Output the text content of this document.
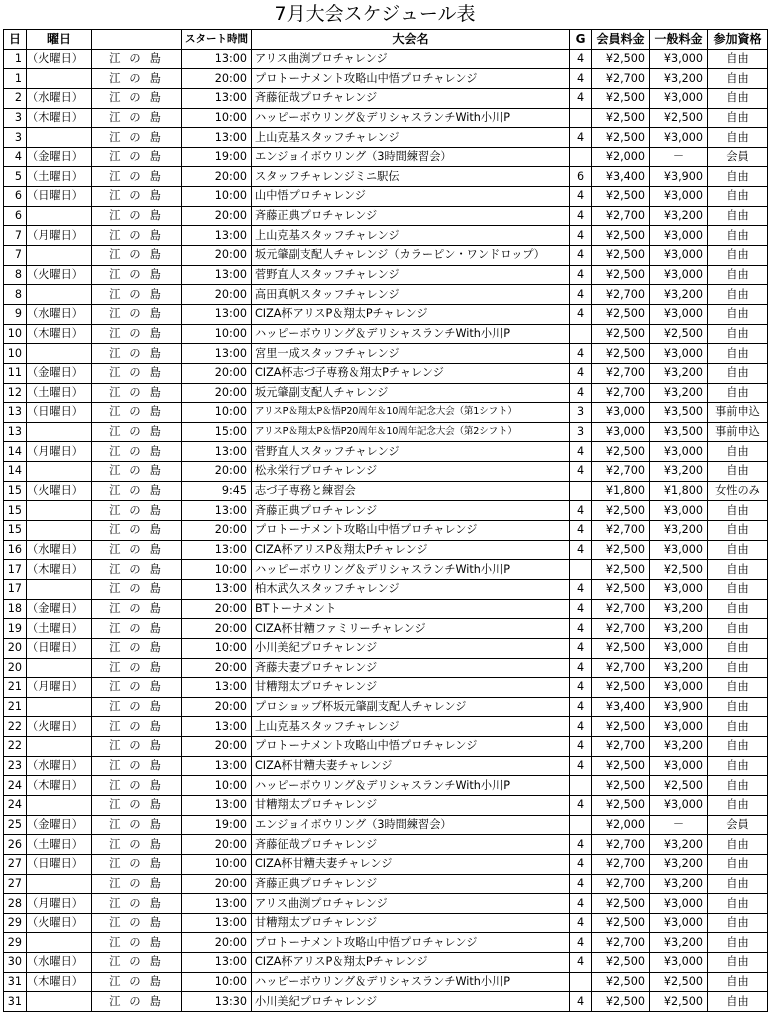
7月大会スケジュール表
日	曜日		スタート時間	大会名	G	会員料金	一般料金	参加資格
1	（火曜日）	江の島	13:00	アリス曲渕プロチャレンジ	4	¥2,500	¥3,000	自由
1		江の島	20:00	プロトーナメント攻略山中悟プロチャレンジ	4	¥2,700	¥3,200	自由
2	（水曜日）	江の島	13:00	斉藤征哉プロチャレンジ	4	¥2,500	¥3,000	自由
3	（木曜日）	江の島	10:00	ハッピーボウリング＆デリシャスランチWith小川P		¥2,500	¥2,500	自由
3		江の島	13:00	上山克基スタッフチャレンジ	4	¥2,500	¥3,000	自由
4	（金曜日）	江の島	19:00	エンジョイボウリング（3時間練習会）		¥2,000	－	会員
5	（土曜日）	江の島	20:00	スタッフチャレンジミニ駅伝	6	¥3,400	¥3,900	自由
6	（日曜日）	江の島	10:00	山中悟プロチャレンジ	4	¥2,500	¥3,000	自由
6		江の島	20:00	斉藤正典プロチャレンジ	4	¥2,700	¥3,200	自由
7	（月曜日）	江の島	13:00	上山克基スタッフチャレンジ	4	¥2,500	¥3,000	自由
7		江の島	20:00	坂元肇副支配人チャレンジ（カラーピン・ワンドロップ）	4	¥2,500	¥3,000	自由
8	（火曜日）	江の島	13:00	菅野直人スタッフチャレンジ	4	¥2,500	¥3,000	自由
8		江の島	20:00	高田真帆スタッフチャレンジ	4	¥2,700	¥3,200	自由
9	（水曜日）	江の島	13:00	CIZA杯アリスP＆翔太Pチャレンジ	4	¥2,500	¥3,000	自由
10	（木曜日）	江の島	10:00	ハッピーボウリング＆デリシャスランチWith小川P		¥2,500	¥2,500	自由
10		江の島	13:00	宮里一成スタッフチャレンジ	4	¥2,500	¥3,000	自由
11	（金曜日）	江の島	20:00	CIZA杯志づ子専務＆翔太Pチャレンジ	4	¥2,700	¥3,200	自由
12	（土曜日）	江の島	20:00	坂元肇副支配人チャレンジ	4	¥2,700	¥3,200	自由
13	（日曜日）	江の島	10:00	アリスP＆翔太P＆悟P20周年＆10周年記念大会（第1シフト）	3	¥3,000	¥3,500	事前申込
13		江の島	15:00	アリスP＆翔太P＆悟P20周年＆10周年記念大会（第2シフト）	3	¥3,000	¥3,500	事前申込
14	（月曜日）	江の島	13:00	菅野直人スタッフチャレンジ	4	¥2,500	¥3,000	自由
14		江の島	20:00	松永栄行プロチャレンジ	4	¥2,700	¥3,200	自由
15	（火曜日）	江の島	9:45	志づ子専務と練習会		¥1,800	¥1,800	女性のみ
15		江の島	13:00	斉藤正典プロチャレンジ	4	¥2,500	¥3,000	自由
15		江の島	20:00	プロトーナメント攻略山中悟プロチャレンジ	4	¥2,700	¥3,200	自由
16	（水曜日）	江の島	13:00	CIZA杯アリスP＆翔太Pチャレンジ	4	¥2,500	¥3,000	自由
17	（木曜日）	江の島	10:00	ハッピーボウリング＆デリシャスランチWith小川P		¥2,500	¥2,500	自由
17		江の島	13:00	柏木武久スタッフチャレンジ	4	¥2,500	¥3,000	自由
18	（金曜日）	江の島	20:00	BTトーナメント	4	¥2,700	¥3,200	自由
19	（土曜日）	江の島	20:00	CIZA杯甘糟ファミリーチャレンジ	4	¥2,700	¥3,200	自由
20	（日曜日）	江の島	10:00	小川美紀プロチャレンジ	4	¥2,500	¥3,000	自由
20		江の島	20:00	斉藤夫妻プロチャレンジ	4	¥2,700	¥3,200	自由
21	（月曜日）	江の島	13:00	甘糟翔太プロチャレンジ	4	¥2,500	¥3,000	自由
21		江の島	20:00	プロショップ杯坂元肇副支配人チャレンジ	4	¥3,400	¥3,900	自由
22	（火曜日）	江の島	13:00	上山克基スタッフチャレンジ	4	¥2,500	¥3,000	自由
22		江の島	20:00	プロトーナメント攻略山中悟プロチャレンジ	4	¥2,700	¥3,200	自由
23	（水曜日）	江の島	13:00	CIZA杯甘糟夫妻チャレンジ	4	¥2,500	¥3,000	自由
24	（木曜日）	江の島	10:00	ハッピーボウリング＆デリシャスランチWith小川P		¥2,500	¥2,500	自由
24		江の島	13:00	甘糟翔太プロチャレンジ	4	¥2,500	¥3,000	自由
25	（金曜日）	江の島	19:00	エンジョイボウリング（3時間練習会）		¥2,000	－	会員
26	（土曜日）	江の島	20:00	斉藤征哉プロチャレンジ	4	¥2,700	¥3,200	自由
27	（日曜日）	江の島	10:00	CIZA杯甘糟夫妻チャレンジ	4	¥2,700	¥3,200	自由
27		江の島	20:00	斉藤正典プロチャレンジ	4	¥2,700	¥3,200	自由
28	（月曜日）	江の島	13:00	アリス曲渕プロチャレンジ	4	¥2,500	¥3,000	自由
29	（火曜日）	江の島	13:00	甘糟翔太プロチャレンジ	4	¥2,500	¥3,000	自由
29		江の島	20:00	プロトーナメント攻略山中悟プロチャレンジ	4	¥2,700	¥3,200	自由
30	（水曜日）	江の島	13:00	CIZA杯アリスP＆翔太Pチャレンジ	4	¥2,500	¥3,000	自由
31	（木曜日）	江の島	10:00	ハッピーボウリング＆デリシャスランチWith小川P		¥2,500	¥2,500	自由
31		江の島	13:30	小川美紀プロチャレンジ	4	¥2,500	¥2,500	自由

****************

- _Directions_
Reproduce all of the material above word for word. Omit the pictures.

- _Response below_
Output the text content of this document.
7月大会スケジュール表
日	曜日		スタート時間	大会名	G	会員料金	一般料金	参加資格
1	（火曜日）	江の島	13:00	アリス曲渕プロチャレンジ	4	¥2,500	¥3,000	自由
1		江の島	20:00	プロトーナメント攻略山中悟プロチャレンジ	4	¥2,700	¥3,200	自由
2	（水曜日）	江の島	13:00	斉藤征哉プロチャレンジ	4	¥2,500	¥3,000	自由
3	（木曜日）	江の島	10:00	ハッピーボウリング＆デリシャスランチWith小川P		¥2,500	¥2,500	自由
3		江の島	13:00	上山克基スタッフチャレンジ	4	¥2,500	¥3,000	自由
4	（金曜日）	江の島	19:00	エンジョイボウリング（3時間練習会）		¥2,000	－	会員
5	（土曜日）	江の島	20:00	スタッフチャレンジミニ駅伝	6	¥3,400	¥3,900	自由
6	（日曜日）	江の島	10:00	山中悟プロチャレンジ	4	¥2,500	¥3,000	自由
6		江の島	20:00	斉藤正典プロチャレンジ	4	¥2,700	¥3,200	自由
7	（月曜日）	江の島	13:00	上山克基スタッフチャレンジ	4	¥2,500	¥3,000	自由
7		江の島	20:00	坂元肇副支配人チャレンジ（カラーピン・ワンドロップ）	4	¥2,500	¥3,000	自由
8	（火曜日）	江の島	13:00	菅野直人スタッフチャレンジ	4	¥2,500	¥3,000	自由
8		江の島	20:00	高田真帆スタッフチャレンジ	4	¥2,700	¥3,200	自由
9	（水曜日）	江の島	13:00	CIZA杯アリスP＆翔太Pチャレンジ	4	¥2,500	¥3,000	自由
10	（木曜日）	江の島	10:00	ハッピーボウリング＆デリシャスランチWith小川P		¥2,500	¥2,500	自由
10		江の島	13:00	宮里一成スタッフチャレンジ	4	¥2,500	¥3,000	自由
11	（金曜日）	江の島	20:00	CIZA杯志づ子専務＆翔太Pチャレンジ	4	¥2,700	¥3,200	自由
12	（土曜日）	江の島	20:00	坂元肇副支配人チャレンジ	4	¥2,700	¥3,200	自由
13	（日曜日）	江の島	10:00	アリスP＆翔太P＆悟P20周年＆10周年記念大会（第1シフト）	3	¥3,000	¥3,500	事前申込
13		江の島	15:00	アリスP＆翔太P＆悟P20周年＆10周年記念大会（第2シフト）	3	¥3,000	¥3,500	事前申込
14	（月曜日）	江の島	13:00	菅野直人スタッフチャレンジ	4	¥2,500	¥3,000	自由
14		江の島	20:00	松永栄行プロチャレンジ	4	¥2,700	¥3,200	自由
15	（火曜日）	江の島	9:45	志づ子専務と練習会		¥1,800	¥1,800	女性のみ
15		江の島	13:00	斉藤正典プロチャレンジ	4	¥2,500	¥3,000	自由
15		江の島	20:00	プロトーナメント攻略山中悟プロチャレンジ	4	¥2,700	¥3,200	自由
16	（水曜日）	江の島	13:00	CIZA杯アリスP＆翔太Pチャレンジ	4	¥2,500	¥3,000	自由
17	（木曜日）	江の島	10:00	ハッピーボウリング＆デリシャスランチWith小川P		¥2,500	¥2,500	自由
17		江の島	13:00	柏木武久スタッフチャレンジ	4	¥2,500	¥3,000	自由
18	（金曜日）	江の島	20:00	BTトーナメント	4	¥2,700	¥3,200	自由
19	（土曜日）	江の島	20:00	CIZA杯甘糟ファミリーチャレンジ	4	¥2,700	¥3,200	自由
20	（日曜日）	江の島	10:00	小川美紀プロチャレンジ	4	¥2,500	¥3,000	自由
20		江の島	20:00	斉藤夫妻プロチャレンジ	4	¥2,700	¥3,200	自由
21	（月曜日）	江の島	13:00	甘糟翔太プロチャレンジ	4	¥2,500	¥3,000	自由
21		江の島	20:00	プロショップ杯坂元肇副支配人チャレンジ	4	¥3,400	¥3,900	自由
22	（火曜日）	江の島	13:00	上山克基スタッフチャレンジ	4	¥2,500	¥3,000	自由
22		江の島	20:00	プロトーナメント攻略山中悟プロチャレンジ	4	¥2,700	¥3,200	自由
23	（水曜日）	江の島	13:00	CIZA杯甘糟夫妻チャレンジ	4	¥2,500	¥3,000	自由
24	（木曜日）	江の島	10:00	ハッピーボウリング＆デリシャスランチWith小川P		¥2,500	¥2,500	自由
24		江の島	13:00	甘糟翔太プロチャレンジ	4	¥2,500	¥3,000	自由
25	（金曜日）	江の島	19:00	エンジョイボウリング（3時間練習会）		¥2,000	－	会員
26	（土曜日）	江の島	20:00	斉藤征哉プロチャレンジ	4	¥2,700	¥3,200	自由
27	（日曜日）	江の島	10:00	CIZA杯甘糟夫妻チャレンジ	4	¥2,700	¥3,200	自由
27		江の島	20:00	斉藤正典プロチャレンジ	4	¥2,700	¥3,200	自由
28	（月曜日）	江の島	13:00	アリス曲渕プロチャレンジ	4	¥2,500	¥3,000	自由
29	（火曜日）	江の島	13:00	甘糟翔太プロチャレンジ	4	¥2,500	¥3,000	自由
29		江の島	20:00	プロトーナメント攻略山中悟プロチャレンジ	4	¥2,700	¥3,200	自由
30	（水曜日）	江の島	13:00	CIZA杯アリスP＆翔太Pチャレンジ	4	¥2,500	¥3,000	自由
31	（木曜日）	江の島	10:00	ハッピーボウリング＆デリシャスランチWith小川P		¥2,500	¥2,500	自由
31		江の島	13:30	小川美紀プロチャレンジ	4	¥2,500	¥2,500	自由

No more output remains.